[Records contained in a dataset]
══════
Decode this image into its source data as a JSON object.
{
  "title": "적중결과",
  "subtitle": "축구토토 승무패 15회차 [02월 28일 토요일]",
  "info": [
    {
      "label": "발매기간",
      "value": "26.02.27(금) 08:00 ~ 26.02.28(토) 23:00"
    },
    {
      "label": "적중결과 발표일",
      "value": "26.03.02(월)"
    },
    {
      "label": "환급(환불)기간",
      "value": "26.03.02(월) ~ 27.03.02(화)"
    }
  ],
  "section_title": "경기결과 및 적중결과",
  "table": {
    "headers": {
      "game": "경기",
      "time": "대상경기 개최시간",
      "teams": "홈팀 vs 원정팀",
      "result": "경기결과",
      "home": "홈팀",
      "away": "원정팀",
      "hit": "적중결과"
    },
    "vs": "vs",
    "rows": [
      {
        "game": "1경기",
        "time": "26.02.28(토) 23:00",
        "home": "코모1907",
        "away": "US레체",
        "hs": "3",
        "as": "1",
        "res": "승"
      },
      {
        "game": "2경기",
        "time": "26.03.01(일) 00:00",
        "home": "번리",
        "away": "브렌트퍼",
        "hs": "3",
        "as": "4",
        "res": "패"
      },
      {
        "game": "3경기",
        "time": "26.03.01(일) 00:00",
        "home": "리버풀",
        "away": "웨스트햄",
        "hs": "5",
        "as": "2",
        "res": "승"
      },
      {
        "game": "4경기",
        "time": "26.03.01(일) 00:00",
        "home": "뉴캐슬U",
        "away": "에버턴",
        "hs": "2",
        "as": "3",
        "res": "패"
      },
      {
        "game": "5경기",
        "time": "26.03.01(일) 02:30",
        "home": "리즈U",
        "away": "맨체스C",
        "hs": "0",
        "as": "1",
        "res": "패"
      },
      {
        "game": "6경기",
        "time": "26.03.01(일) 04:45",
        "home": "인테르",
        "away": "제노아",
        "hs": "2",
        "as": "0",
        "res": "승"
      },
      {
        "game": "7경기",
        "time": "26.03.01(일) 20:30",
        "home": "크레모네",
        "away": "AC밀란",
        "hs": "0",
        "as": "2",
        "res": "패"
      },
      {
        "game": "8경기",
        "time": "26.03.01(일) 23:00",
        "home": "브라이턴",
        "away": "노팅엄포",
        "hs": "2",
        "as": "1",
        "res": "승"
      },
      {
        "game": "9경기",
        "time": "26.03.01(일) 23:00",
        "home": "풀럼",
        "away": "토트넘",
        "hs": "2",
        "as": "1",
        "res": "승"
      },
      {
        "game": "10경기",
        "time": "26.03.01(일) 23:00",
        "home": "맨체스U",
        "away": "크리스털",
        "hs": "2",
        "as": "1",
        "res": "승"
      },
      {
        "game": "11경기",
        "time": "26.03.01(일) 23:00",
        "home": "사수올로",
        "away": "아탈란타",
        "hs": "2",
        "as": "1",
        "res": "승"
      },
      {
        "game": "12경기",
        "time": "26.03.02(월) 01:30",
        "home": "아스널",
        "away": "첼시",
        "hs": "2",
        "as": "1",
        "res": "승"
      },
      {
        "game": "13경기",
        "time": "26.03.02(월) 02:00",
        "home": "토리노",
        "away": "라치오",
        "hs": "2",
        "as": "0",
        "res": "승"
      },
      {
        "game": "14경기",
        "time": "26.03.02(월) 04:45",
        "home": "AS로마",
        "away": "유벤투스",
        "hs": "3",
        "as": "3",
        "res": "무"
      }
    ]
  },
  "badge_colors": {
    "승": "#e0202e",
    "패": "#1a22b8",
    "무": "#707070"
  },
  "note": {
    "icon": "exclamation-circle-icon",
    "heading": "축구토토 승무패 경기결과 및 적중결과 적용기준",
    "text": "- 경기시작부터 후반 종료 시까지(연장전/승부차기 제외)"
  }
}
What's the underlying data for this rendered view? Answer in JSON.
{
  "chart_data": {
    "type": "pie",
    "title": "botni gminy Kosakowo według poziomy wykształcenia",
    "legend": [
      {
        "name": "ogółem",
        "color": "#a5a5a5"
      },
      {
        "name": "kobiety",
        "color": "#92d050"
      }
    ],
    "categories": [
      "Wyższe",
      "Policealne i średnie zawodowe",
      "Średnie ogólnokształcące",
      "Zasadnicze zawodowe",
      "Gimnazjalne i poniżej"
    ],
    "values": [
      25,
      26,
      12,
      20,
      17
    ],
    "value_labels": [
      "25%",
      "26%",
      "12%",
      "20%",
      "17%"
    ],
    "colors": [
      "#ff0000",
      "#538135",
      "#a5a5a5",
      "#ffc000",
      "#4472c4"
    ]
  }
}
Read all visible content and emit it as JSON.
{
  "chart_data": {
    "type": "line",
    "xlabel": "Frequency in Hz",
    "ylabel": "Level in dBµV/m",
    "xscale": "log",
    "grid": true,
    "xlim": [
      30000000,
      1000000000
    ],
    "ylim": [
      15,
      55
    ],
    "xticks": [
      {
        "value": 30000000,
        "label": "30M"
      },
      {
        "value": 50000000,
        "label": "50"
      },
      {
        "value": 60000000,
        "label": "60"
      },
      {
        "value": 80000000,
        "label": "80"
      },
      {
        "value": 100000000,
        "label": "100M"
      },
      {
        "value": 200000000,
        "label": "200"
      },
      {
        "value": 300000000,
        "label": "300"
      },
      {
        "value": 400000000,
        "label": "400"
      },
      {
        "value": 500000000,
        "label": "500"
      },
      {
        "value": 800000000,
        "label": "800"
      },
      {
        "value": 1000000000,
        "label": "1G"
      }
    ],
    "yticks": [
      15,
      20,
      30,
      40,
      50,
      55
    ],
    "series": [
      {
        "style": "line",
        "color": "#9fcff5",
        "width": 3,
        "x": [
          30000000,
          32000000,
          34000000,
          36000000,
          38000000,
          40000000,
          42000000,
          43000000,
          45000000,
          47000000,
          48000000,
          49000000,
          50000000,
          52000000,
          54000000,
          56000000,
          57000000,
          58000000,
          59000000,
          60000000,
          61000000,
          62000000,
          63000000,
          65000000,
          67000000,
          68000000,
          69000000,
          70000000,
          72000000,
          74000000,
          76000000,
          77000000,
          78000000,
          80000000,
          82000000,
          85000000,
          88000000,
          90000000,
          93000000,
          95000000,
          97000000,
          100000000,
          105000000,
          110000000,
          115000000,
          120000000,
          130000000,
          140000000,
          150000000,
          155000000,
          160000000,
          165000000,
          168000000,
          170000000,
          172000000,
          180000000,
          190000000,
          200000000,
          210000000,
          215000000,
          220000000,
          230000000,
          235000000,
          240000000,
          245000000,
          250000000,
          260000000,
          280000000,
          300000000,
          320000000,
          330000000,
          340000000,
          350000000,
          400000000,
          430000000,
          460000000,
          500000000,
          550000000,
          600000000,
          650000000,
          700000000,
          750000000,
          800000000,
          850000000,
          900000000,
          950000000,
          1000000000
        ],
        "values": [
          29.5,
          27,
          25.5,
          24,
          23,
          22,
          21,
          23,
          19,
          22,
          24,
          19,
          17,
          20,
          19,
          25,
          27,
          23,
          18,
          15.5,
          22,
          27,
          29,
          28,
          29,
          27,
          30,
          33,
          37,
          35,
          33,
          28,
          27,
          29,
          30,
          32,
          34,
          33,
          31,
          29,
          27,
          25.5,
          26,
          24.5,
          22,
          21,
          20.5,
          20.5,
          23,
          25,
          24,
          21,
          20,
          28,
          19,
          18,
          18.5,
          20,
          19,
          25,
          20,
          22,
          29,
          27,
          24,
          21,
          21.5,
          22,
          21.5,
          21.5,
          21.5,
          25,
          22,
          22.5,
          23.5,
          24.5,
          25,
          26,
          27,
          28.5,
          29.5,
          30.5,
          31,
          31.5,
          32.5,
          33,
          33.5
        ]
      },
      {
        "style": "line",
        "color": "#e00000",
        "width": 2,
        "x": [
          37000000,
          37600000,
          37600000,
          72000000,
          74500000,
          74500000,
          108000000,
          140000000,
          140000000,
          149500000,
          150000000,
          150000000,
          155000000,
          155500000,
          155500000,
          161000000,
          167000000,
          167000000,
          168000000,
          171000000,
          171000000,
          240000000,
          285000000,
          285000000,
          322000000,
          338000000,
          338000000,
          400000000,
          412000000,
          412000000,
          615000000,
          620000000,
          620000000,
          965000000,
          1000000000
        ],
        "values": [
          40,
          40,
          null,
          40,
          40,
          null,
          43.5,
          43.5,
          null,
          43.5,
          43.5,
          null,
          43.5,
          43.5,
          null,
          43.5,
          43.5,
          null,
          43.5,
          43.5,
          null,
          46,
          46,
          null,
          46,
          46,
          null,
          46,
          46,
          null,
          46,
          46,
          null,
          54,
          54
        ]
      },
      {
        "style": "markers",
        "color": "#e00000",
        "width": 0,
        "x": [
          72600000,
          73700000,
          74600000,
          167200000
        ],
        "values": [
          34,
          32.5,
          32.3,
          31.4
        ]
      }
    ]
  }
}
══════
THE TASK
Scan the listing above. Gather each line that contains the word "축구토토".

EXPECTED ANSWER
  "subtitle": "축구토토 승무패 15회차 [02월 28일 토요일]",
    "heading": "축구토토 승무패 경기결과 및 적중결과 적용기준",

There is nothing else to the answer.